Count the lines below that contain the word "Column" and give only the number.

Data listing

— START —

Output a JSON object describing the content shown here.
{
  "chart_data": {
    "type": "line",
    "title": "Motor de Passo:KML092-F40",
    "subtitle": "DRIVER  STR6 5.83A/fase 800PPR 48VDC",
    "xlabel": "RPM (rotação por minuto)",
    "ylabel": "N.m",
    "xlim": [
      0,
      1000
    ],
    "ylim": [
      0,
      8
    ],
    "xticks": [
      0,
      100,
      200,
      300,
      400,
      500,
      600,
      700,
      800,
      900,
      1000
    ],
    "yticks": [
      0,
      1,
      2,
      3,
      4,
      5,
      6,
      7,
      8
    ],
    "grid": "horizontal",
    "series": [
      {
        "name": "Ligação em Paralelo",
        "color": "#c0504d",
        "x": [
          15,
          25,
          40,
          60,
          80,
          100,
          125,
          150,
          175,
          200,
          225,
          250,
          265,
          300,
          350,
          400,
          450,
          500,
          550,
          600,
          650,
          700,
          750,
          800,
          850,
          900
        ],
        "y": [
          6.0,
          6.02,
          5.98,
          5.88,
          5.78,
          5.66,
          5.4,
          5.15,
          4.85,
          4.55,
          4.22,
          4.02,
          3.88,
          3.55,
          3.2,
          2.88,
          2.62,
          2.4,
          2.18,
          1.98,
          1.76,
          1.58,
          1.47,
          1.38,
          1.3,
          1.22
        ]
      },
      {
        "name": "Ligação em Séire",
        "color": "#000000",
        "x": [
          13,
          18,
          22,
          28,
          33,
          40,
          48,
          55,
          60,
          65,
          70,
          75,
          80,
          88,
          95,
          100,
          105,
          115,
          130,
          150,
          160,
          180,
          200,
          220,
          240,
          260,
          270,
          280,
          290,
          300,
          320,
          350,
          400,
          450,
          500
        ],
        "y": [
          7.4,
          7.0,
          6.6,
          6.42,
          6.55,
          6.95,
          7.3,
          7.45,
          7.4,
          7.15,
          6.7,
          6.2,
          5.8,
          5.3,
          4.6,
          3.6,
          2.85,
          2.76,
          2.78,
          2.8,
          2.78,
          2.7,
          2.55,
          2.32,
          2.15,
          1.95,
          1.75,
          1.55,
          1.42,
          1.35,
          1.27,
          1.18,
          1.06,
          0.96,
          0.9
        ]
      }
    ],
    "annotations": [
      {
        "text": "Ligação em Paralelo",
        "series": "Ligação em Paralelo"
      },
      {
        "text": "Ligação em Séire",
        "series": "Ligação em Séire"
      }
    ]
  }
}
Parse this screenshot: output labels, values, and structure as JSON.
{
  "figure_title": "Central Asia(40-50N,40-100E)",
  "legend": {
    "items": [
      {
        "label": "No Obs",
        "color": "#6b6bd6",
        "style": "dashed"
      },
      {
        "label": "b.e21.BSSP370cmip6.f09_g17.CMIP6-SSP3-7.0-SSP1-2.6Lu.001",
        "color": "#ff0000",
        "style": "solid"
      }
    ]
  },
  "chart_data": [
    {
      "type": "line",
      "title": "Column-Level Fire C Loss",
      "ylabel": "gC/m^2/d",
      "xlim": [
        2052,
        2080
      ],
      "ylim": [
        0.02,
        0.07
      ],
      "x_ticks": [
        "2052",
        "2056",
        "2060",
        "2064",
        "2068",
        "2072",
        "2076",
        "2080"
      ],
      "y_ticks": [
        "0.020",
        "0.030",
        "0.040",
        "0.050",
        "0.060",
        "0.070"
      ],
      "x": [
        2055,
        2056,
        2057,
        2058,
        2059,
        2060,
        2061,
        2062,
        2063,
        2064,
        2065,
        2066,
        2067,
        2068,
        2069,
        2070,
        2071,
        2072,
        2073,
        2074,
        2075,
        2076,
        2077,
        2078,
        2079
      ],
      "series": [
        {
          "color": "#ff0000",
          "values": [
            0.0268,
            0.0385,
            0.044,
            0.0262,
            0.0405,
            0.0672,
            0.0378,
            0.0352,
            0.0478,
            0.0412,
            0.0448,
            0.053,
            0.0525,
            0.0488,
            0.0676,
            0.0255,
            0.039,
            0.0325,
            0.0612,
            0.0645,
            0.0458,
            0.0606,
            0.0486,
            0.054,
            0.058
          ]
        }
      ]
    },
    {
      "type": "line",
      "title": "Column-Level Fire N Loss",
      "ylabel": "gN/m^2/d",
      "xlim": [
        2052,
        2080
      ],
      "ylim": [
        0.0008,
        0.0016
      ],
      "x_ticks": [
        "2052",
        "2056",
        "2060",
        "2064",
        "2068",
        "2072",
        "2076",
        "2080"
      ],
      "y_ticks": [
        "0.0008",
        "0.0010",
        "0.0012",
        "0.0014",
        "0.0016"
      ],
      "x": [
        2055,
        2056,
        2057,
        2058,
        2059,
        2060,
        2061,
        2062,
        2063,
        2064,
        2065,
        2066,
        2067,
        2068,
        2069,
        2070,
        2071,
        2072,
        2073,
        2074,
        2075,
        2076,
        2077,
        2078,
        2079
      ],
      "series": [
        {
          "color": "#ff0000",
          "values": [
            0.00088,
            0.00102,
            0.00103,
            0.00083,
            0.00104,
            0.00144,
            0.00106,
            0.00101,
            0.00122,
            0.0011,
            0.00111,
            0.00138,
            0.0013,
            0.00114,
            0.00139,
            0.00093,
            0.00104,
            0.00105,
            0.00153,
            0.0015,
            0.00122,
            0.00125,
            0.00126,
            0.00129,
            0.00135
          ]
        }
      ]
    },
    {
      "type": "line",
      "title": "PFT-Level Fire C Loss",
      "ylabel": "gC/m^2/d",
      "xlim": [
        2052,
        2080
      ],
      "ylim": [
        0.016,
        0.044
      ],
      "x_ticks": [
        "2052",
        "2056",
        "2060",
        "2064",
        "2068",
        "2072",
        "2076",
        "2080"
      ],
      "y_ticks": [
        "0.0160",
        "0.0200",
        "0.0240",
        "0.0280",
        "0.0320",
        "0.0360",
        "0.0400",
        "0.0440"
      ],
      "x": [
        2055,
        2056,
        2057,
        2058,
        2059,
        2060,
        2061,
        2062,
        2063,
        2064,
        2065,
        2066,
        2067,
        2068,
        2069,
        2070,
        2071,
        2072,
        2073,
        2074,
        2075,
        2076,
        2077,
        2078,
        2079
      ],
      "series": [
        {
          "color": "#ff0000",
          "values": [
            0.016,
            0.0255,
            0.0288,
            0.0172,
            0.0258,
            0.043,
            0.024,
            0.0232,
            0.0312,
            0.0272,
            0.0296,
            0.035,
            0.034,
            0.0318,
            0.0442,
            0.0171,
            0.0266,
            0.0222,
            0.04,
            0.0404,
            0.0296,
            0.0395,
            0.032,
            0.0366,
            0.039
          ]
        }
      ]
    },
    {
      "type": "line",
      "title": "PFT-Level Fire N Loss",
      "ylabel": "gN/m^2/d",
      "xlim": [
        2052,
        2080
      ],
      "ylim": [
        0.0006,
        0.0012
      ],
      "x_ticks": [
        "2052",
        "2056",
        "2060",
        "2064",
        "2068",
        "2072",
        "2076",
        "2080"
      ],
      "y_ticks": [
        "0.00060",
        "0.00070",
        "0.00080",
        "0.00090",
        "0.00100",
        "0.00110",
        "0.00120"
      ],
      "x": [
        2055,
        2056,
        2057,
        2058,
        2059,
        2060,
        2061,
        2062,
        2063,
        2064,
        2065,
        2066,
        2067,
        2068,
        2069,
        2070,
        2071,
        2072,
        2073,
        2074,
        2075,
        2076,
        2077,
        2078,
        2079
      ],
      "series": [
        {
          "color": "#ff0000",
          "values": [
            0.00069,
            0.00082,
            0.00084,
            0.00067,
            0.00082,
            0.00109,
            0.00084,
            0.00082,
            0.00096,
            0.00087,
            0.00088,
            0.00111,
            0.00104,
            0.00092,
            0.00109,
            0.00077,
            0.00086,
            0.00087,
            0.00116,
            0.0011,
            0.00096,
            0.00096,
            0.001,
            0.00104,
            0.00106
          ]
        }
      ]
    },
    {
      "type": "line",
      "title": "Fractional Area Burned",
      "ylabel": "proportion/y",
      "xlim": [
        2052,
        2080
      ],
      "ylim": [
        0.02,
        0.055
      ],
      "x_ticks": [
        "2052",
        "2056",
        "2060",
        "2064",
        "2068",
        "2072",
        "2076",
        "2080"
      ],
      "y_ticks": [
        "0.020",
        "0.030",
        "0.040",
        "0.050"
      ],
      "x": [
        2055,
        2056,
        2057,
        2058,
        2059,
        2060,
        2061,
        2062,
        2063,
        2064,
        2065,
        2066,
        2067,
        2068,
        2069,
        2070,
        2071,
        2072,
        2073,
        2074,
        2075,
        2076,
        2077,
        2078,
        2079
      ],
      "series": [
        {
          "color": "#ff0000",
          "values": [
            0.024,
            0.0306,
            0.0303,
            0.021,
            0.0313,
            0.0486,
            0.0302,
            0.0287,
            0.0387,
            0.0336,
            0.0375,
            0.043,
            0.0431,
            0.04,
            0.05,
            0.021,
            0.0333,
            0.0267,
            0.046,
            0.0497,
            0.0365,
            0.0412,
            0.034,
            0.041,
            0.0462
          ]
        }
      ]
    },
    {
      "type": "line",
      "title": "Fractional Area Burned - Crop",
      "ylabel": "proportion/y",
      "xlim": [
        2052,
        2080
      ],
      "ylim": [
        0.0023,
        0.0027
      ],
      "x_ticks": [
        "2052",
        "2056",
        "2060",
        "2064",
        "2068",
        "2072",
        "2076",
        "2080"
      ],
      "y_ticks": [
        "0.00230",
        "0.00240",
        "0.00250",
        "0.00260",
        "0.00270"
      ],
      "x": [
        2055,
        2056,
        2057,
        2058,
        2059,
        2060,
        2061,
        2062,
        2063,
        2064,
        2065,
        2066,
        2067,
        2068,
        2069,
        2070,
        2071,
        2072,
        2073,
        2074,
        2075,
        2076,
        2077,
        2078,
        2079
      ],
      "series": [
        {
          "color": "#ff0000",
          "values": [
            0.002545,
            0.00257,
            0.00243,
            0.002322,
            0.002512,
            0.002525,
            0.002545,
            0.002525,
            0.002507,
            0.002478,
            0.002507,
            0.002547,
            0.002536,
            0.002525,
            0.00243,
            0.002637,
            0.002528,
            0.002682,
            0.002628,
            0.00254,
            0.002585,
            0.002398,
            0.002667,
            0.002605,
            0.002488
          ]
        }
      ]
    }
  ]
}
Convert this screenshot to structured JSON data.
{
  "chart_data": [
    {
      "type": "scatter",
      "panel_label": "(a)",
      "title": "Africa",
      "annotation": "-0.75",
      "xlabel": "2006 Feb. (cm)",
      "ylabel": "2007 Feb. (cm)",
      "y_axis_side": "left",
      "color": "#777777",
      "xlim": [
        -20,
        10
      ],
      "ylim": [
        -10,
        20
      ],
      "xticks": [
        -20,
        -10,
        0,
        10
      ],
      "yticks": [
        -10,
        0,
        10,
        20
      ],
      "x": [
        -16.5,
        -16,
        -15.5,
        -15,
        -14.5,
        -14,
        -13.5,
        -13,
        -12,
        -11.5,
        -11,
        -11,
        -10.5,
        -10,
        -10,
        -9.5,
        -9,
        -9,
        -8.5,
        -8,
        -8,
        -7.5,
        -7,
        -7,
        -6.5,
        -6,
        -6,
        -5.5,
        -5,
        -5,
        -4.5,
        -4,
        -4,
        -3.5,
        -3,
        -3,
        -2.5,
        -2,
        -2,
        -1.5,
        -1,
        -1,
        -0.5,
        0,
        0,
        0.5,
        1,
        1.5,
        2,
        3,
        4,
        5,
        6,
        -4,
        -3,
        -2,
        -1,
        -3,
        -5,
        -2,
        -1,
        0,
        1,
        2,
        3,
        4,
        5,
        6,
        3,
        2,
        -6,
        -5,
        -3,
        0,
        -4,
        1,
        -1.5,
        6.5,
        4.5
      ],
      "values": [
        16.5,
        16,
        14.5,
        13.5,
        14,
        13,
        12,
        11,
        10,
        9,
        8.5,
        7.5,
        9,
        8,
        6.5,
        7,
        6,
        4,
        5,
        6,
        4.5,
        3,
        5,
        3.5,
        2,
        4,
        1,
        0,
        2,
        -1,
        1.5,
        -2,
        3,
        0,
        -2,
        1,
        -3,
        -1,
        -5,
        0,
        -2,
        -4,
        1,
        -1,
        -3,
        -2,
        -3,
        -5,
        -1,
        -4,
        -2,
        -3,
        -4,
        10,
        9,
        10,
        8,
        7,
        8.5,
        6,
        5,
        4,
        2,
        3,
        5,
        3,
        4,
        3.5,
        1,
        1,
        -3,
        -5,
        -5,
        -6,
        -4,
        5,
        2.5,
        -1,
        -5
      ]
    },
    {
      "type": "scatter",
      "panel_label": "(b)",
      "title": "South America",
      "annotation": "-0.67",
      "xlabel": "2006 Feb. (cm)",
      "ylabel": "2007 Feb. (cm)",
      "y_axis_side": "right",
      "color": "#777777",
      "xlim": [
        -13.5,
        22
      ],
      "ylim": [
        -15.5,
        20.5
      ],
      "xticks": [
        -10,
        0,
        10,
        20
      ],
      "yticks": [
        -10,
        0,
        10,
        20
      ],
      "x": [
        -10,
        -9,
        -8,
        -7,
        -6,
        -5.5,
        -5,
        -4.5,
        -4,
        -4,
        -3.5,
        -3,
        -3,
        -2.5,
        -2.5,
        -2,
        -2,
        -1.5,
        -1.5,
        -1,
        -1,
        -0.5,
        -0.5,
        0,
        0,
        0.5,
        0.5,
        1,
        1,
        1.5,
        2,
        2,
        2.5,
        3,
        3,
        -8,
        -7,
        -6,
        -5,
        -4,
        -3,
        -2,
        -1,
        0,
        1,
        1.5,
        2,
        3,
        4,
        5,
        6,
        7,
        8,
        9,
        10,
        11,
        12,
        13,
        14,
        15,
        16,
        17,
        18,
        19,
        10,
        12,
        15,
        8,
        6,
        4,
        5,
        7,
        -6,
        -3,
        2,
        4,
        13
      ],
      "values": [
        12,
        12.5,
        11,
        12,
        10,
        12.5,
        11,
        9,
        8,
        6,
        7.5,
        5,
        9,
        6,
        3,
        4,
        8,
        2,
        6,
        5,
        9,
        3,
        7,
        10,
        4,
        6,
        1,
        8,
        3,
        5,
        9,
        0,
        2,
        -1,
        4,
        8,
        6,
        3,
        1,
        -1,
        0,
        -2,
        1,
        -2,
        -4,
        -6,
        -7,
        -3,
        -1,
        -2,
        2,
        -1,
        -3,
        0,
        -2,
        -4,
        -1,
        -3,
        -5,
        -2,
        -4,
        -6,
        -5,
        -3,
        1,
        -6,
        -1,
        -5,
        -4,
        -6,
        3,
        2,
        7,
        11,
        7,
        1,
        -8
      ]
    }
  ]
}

— END —

# Final answer
2